== Excerpted data ==

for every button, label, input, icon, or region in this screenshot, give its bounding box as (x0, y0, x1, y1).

* * *

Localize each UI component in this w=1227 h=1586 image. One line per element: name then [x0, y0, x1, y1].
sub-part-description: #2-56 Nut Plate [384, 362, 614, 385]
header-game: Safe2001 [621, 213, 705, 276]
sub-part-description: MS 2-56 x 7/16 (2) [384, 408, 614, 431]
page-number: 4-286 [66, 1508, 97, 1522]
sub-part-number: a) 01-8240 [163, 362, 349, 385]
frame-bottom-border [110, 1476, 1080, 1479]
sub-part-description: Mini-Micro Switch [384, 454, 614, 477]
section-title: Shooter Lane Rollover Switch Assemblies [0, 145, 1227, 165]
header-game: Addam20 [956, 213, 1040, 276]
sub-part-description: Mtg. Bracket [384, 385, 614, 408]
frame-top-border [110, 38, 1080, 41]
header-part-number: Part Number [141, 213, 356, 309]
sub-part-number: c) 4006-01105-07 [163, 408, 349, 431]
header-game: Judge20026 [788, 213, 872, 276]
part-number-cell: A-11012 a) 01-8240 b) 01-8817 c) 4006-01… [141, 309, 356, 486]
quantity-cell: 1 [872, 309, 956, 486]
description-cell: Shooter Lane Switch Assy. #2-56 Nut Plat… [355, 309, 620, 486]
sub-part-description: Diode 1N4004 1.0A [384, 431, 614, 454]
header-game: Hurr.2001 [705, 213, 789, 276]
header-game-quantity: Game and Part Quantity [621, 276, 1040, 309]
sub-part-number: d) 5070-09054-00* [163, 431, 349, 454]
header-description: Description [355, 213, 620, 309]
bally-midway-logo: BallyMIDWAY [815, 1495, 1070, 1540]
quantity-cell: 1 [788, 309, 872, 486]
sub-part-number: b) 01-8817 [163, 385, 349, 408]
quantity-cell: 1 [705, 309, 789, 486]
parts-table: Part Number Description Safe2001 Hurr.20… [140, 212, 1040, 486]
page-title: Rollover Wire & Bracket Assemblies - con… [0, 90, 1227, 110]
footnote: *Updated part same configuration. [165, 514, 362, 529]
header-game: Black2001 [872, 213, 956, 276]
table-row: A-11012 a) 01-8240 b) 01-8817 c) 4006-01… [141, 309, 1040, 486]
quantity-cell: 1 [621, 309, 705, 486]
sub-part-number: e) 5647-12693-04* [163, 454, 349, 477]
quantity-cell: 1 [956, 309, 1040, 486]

---

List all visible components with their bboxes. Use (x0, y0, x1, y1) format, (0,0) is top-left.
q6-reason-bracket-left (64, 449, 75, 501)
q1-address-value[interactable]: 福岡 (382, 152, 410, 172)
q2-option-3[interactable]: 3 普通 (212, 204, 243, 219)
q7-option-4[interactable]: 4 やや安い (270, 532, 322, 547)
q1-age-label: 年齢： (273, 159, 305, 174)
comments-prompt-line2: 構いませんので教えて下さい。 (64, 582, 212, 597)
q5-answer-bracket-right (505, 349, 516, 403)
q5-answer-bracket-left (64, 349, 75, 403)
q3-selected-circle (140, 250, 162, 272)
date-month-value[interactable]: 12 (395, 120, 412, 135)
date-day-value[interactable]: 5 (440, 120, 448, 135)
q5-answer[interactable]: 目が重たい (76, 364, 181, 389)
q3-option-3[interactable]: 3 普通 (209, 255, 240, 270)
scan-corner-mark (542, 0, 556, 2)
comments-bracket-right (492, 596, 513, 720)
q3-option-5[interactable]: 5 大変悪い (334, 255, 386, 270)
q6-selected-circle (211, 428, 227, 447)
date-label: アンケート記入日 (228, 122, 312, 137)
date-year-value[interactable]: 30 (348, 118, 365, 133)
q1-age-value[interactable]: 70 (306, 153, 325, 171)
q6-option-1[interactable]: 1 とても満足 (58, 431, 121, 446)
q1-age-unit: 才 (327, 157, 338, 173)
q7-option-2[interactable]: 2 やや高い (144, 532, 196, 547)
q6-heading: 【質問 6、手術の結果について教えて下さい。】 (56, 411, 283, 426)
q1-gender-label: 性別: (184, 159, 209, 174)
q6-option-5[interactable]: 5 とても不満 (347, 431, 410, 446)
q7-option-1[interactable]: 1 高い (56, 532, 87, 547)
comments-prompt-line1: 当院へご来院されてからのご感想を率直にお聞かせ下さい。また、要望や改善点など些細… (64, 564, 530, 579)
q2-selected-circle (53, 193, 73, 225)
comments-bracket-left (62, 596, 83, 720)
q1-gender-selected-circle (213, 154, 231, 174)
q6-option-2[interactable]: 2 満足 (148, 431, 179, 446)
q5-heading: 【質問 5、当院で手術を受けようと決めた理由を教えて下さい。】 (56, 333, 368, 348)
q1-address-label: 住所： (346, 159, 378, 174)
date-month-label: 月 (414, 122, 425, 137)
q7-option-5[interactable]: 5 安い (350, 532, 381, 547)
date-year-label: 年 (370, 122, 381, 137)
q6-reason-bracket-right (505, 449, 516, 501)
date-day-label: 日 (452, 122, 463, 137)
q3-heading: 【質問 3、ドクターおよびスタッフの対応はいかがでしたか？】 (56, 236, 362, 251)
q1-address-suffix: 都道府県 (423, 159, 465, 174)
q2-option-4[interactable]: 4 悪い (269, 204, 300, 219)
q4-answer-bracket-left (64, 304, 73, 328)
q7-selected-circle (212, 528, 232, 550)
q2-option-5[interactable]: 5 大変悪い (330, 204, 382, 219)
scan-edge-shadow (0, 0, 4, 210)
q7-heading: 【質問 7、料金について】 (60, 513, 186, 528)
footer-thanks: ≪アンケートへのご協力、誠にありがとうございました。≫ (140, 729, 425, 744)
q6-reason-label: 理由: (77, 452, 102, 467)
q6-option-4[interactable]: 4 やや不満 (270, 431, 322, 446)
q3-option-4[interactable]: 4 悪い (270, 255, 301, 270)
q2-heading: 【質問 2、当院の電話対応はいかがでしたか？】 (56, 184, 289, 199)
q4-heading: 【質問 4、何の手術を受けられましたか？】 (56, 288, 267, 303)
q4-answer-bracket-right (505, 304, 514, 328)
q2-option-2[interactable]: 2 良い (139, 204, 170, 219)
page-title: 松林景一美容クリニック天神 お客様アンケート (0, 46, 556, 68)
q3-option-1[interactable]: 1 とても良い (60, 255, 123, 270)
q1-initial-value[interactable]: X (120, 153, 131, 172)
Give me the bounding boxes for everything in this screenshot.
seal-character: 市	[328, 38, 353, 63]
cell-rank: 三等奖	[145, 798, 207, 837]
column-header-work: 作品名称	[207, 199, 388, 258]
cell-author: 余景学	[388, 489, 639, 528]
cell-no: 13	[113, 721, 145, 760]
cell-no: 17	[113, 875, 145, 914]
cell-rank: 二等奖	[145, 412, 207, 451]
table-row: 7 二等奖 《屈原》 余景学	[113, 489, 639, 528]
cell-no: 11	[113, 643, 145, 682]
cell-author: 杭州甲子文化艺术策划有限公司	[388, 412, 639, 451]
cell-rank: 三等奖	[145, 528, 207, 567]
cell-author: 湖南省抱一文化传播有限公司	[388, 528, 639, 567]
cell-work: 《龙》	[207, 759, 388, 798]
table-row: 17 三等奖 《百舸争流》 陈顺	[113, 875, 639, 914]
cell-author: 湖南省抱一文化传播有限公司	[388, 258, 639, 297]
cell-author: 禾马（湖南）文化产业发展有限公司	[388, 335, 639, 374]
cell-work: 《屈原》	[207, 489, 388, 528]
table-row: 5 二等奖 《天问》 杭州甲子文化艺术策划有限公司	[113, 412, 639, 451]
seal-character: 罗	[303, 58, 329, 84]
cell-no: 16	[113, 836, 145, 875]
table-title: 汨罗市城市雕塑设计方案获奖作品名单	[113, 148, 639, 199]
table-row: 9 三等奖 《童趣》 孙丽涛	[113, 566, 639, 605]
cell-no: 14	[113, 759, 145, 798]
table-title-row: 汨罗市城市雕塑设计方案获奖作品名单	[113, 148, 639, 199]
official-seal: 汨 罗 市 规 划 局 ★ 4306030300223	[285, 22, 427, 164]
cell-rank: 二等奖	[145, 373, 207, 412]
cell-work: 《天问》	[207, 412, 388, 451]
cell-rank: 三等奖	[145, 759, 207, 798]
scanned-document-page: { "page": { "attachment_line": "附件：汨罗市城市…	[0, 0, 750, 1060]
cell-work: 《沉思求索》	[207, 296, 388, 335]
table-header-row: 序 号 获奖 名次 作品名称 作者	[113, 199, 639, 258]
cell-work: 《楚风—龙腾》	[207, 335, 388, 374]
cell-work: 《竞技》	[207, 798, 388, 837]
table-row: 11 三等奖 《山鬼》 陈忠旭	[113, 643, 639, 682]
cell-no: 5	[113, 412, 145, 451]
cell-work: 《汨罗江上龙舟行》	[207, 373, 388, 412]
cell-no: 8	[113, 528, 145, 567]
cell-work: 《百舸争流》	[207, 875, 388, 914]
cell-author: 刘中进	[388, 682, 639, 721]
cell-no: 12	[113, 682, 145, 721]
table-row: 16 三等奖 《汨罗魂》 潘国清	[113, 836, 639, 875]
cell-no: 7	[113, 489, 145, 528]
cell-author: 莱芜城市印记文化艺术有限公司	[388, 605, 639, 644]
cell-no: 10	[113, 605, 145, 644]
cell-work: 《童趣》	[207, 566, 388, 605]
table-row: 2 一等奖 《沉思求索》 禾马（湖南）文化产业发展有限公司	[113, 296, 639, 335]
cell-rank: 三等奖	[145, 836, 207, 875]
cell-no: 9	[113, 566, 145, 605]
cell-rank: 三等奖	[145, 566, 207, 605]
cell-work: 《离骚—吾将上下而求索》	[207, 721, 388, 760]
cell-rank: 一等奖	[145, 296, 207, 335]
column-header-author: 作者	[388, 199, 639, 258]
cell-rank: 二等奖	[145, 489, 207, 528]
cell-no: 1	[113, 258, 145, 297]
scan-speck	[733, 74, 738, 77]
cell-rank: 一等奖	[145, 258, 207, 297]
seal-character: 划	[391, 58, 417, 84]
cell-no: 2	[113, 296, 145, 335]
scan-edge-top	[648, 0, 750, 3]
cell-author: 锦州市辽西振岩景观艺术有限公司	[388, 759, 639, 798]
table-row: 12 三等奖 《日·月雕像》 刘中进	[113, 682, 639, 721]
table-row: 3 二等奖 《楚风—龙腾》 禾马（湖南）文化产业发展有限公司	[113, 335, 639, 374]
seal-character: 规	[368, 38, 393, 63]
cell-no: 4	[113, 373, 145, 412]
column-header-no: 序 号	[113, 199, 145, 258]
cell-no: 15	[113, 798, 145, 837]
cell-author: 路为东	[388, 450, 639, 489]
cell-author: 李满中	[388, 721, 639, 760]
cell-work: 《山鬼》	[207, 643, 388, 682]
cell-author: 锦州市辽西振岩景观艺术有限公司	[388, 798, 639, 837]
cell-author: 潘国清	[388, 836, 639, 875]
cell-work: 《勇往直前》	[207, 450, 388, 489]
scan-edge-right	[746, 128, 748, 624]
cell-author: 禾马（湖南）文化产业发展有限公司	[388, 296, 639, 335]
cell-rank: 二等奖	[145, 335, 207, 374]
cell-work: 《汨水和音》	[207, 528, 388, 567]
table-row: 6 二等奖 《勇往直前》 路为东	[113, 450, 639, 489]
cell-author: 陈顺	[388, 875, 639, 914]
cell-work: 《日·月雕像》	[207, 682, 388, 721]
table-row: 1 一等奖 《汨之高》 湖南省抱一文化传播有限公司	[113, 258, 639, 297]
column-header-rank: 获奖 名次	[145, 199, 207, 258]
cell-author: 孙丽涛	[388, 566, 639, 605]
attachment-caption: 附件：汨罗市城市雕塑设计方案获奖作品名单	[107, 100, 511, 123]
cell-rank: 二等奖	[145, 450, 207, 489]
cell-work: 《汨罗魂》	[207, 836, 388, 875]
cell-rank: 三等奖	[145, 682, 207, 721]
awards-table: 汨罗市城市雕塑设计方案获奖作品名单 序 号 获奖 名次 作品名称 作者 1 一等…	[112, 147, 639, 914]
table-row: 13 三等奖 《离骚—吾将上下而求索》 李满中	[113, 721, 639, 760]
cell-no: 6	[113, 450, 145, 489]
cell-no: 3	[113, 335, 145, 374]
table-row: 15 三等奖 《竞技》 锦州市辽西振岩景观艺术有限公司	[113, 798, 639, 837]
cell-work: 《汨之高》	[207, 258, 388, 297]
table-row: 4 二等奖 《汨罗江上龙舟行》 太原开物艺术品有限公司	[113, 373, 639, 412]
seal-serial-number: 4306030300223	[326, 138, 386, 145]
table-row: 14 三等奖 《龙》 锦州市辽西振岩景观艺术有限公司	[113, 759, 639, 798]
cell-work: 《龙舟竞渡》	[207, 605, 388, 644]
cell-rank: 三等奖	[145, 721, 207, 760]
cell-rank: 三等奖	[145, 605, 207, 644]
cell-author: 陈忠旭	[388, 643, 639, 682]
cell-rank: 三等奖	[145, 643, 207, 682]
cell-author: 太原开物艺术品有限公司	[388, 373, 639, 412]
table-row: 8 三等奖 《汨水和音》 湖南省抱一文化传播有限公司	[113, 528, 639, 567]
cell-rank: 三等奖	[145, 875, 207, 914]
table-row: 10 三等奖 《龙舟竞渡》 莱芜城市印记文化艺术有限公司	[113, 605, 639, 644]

== Prompt ==
Can you format the rows in the stretch from the line containing "List all visible" through the line containing "date-month-value[interactable]: 12 (395, 120, 412, 135)" as a two-column CSV headed instruction and output? Give one CSV line for each instruction with its output, put each value in a single quoted field, and replace line breaks with spaces.

== Complete response ==
instruction,output
"List all visible components with their bboxes. Use (x0, y0, x1, y1) format, (0,0) is top-left.","q6-reason-bracket-left (64, 449, 75, 501) q1-address-value[interactable]: 福岡 (382, 152, 410, 172) q2-option-3[interactable]: 3 普通 (212, 204, 243, 219) q7-option-4[interactable]: 4 やや安い (270, 532, 322, 547) q1-age-label: 年齢： (273, 159, 305, 174) comments-prompt-line2: 構いませんので教えて下さい。 (64, 582, 212, 597) q5-answer-bracket-right (505, 349, 516, 403) q5-answer-bracket-left (64, 349, 75, 403) q3-selected-circle (140, 250, 162, 272) date-month-value[interactable]: 12 (395, 120, 412, 135)"